EXERCISE DIRECTIONS
The data below must be copied in full and without any change.

(Entries from a dataset)
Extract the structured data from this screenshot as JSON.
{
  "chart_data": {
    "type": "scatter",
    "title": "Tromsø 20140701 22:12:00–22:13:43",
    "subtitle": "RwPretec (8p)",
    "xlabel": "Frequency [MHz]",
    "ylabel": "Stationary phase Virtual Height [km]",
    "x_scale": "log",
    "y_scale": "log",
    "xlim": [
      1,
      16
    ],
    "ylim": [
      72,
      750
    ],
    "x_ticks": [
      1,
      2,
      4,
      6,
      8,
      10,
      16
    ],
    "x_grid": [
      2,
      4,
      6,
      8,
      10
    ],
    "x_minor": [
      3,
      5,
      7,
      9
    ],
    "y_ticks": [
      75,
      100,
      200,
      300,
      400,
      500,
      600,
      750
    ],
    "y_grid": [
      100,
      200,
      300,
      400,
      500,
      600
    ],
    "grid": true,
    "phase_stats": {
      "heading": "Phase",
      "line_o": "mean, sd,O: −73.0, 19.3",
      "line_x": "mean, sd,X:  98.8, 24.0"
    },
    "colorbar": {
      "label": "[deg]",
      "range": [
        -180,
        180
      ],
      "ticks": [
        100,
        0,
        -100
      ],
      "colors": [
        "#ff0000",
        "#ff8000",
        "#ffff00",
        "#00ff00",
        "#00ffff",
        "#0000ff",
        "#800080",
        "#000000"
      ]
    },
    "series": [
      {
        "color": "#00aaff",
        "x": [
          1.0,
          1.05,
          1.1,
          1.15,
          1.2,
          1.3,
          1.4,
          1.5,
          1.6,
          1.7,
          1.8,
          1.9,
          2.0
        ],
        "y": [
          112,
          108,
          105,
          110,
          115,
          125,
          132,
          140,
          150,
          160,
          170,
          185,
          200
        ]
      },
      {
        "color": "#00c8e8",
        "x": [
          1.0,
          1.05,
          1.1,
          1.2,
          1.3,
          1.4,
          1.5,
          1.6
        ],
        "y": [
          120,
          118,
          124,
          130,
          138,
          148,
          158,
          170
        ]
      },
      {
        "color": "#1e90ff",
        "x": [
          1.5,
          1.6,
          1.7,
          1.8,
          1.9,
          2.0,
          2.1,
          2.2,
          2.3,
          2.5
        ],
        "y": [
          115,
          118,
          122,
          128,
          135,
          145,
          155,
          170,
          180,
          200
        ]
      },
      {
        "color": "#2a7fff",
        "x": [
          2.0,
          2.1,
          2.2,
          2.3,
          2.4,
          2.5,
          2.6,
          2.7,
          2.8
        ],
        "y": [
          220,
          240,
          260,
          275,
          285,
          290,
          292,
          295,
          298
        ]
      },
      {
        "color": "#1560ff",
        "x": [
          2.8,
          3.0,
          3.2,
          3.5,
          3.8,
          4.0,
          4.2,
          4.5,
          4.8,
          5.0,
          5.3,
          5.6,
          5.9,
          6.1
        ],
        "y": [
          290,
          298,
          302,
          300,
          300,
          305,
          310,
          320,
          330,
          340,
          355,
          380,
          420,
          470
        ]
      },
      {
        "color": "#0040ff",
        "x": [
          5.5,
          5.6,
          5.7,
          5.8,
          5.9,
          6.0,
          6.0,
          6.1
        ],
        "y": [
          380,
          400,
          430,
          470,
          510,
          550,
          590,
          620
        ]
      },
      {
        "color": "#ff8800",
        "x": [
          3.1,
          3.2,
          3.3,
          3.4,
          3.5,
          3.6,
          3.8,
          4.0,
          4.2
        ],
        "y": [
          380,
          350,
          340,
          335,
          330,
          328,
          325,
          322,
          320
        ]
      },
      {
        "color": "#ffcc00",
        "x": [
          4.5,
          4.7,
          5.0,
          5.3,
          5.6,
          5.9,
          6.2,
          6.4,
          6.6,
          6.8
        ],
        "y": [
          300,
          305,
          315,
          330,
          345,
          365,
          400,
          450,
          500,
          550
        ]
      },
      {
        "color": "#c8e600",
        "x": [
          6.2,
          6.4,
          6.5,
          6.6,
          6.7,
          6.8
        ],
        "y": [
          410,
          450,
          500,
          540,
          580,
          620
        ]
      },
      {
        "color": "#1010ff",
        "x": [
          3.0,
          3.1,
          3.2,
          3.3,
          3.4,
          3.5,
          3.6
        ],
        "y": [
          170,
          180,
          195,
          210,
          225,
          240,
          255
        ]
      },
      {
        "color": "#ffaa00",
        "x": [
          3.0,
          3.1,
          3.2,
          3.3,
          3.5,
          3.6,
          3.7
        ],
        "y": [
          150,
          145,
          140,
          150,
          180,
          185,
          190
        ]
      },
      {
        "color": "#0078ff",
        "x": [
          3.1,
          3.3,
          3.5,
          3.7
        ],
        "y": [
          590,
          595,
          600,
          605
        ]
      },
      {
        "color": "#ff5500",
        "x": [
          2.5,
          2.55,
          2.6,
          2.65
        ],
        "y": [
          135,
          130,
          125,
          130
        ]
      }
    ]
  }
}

RESULT OF THE TASK
Extract the structured data from this screenshot as JSON.
{
  "chart_data": {
    "type": "scatter",
    "title": "Tromsø 20140701 22:12:00–22:13:43",
    "subtitle": "RwPretec (8p)",
    "xlabel": "Frequency [MHz]",
    "ylabel": "Stationary phase Virtual Height [km]",
    "x_scale": "log",
    "y_scale": "log",
    "xlim": [
      1,
      16
    ],
    "ylim": [
      72,
      750
    ],
    "x_ticks": [
      1,
      2,
      4,
      6,
      8,
      10,
      16
    ],
    "x_grid": [
      2,
      4,
      6,
      8,
      10
    ],
    "x_minor": [
      3,
      5,
      7,
      9
    ],
    "y_ticks": [
      75,
      100,
      200,
      300,
      400,
      500,
      600,
      750
    ],
    "y_grid": [
      100,
      200,
      300,
      400,
      500,
      600
    ],
    "grid": true,
    "phase_stats": {
      "heading": "Phase",
      "line_o": "mean, sd,O: −73.0, 19.3",
      "line_x": "mean, sd,X:  98.8, 24.0"
    },
    "colorbar": {
      "label": "[deg]",
      "range": [
        -180,
        180
      ],
      "ticks": [
        100,
        0,
        -100
      ],
      "colors": [
        "#ff0000",
        "#ff8000",
        "#ffff00",
        "#00ff00",
        "#00ffff",
        "#0000ff",
        "#800080",
        "#000000"
      ]
    },
    "series": [
      {
        "color": "#00aaff",
        "x": [
          1.0,
          1.05,
          1.1,
          1.15,
          1.2,
          1.3,
          1.4,
          1.5,
          1.6,
          1.7,
          1.8,
          1.9,
          2.0
        ],
        "y": [
          112,
          108,
          105,
          110,
          115,
          125,
          132,
          140,
          150,
          160,
          170,
          185,
          200
        ]
      },
      {
        "color": "#00c8e8",
        "x": [
          1.0,
          1.05,
          1.1,
          1.2,
          1.3,
          1.4,
          1.5,
          1.6
        ],
        "y": [
          120,
          118,
          124,
          130,
          138,
          148,
          158,
          170
        ]
      },
      {
        "color": "#1e90ff",
        "x": [
          1.5,
          1.6,
          1.7,
          1.8,
          1.9,
          2.0,
          2.1,
          2.2,
          2.3,
          2.5
        ],
        "y": [
          115,
          118,
          122,
          128,
          135,
          145,
          155,
          170,
          180,
          200
        ]
      },
      {
        "color": "#2a7fff",
        "x": [
          2.0,
          2.1,
          2.2,
          2.3,
          2.4,
          2.5,
          2.6,
          2.7,
          2.8
        ],
        "y": [
          220,
          240,
          260,
          275,
          285,
          290,
          292,
          295,
          298
        ]
      },
      {
        "color": "#1560ff",
        "x": [
          2.8,
          3.0,
          3.2,
          3.5,
          3.8,
          4.0,
          4.2,
          4.5,
          4.8,
          5.0,
          5.3,
          5.6,
          5.9,
          6.1
        ],
        "y": [
          290,
          298,
          302,
          300,
          300,
          305,
          310,
          320,
          330,
          340,
          355,
          380,
          420,
          470
        ]
      },
      {
        "color": "#0040ff",
        "x": [
          5.5,
          5.6,
          5.7,
          5.8,
          5.9,
          6.0,
          6.0,
          6.1
        ],
        "y": [
          380,
          400,
          430,
          470,
          510,
          550,
          590,
          620
        ]
      },
      {
        "color": "#ff8800",
        "x": [
          3.1,
          3.2,
          3.3,
          3.4,
          3.5,
          3.6,
          3.8,
          4.0,
          4.2
        ],
        "y": [
          380,
          350,
          340,
          335,
          330,
          328,
          325,
          322,
          320
        ]
      },
      {
        "color": "#ffcc00",
        "x": [
          4.5,
          4.7,
          5.0,
          5.3,
          5.6,
          5.9,
          6.2,
          6.4,
          6.6,
          6.8
        ],
        "y": [
          300,
          305,
          315,
          330,
          345,
          365,
          400,
          450,
          500,
          550
        ]
      },
      {
        "color": "#c8e600",
        "x": [
          6.2,
          6.4,
          6.5,
          6.6,
          6.7,
          6.8
        ],
        "y": [
          410,
          450,
          500,
          540,
          580,
          620
        ]
      },
      {
        "color": "#1010ff",
        "x": [
          3.0,
          3.1,
          3.2,
          3.3,
          3.4,
          3.5,
          3.6
        ],
        "y": [
          170,
          180,
          195,
          210,
          225,
          240,
          255
        ]
      },
      {
        "color": "#ffaa00",
        "x": [
          3.0,
          3.1,
          3.2,
          3.3,
          3.5,
          3.6,
          3.7
        ],
        "y": [
          150,
          145,
          140,
          150,
          180,
          185,
          190
        ]
      },
      {
        "color": "#0078ff",
        "x": [
          3.1,
          3.3,
          3.5,
          3.7
        ],
        "y": [
          590,
          595,
          600,
          605
        ]
      },
      {
        "color": "#ff5500",
        "x": [
          2.5,
          2.55,
          2.6,
          2.65
        ],
        "y": [
          135,
          130,
          125,
          130
        ]
      }
    ]
  }
}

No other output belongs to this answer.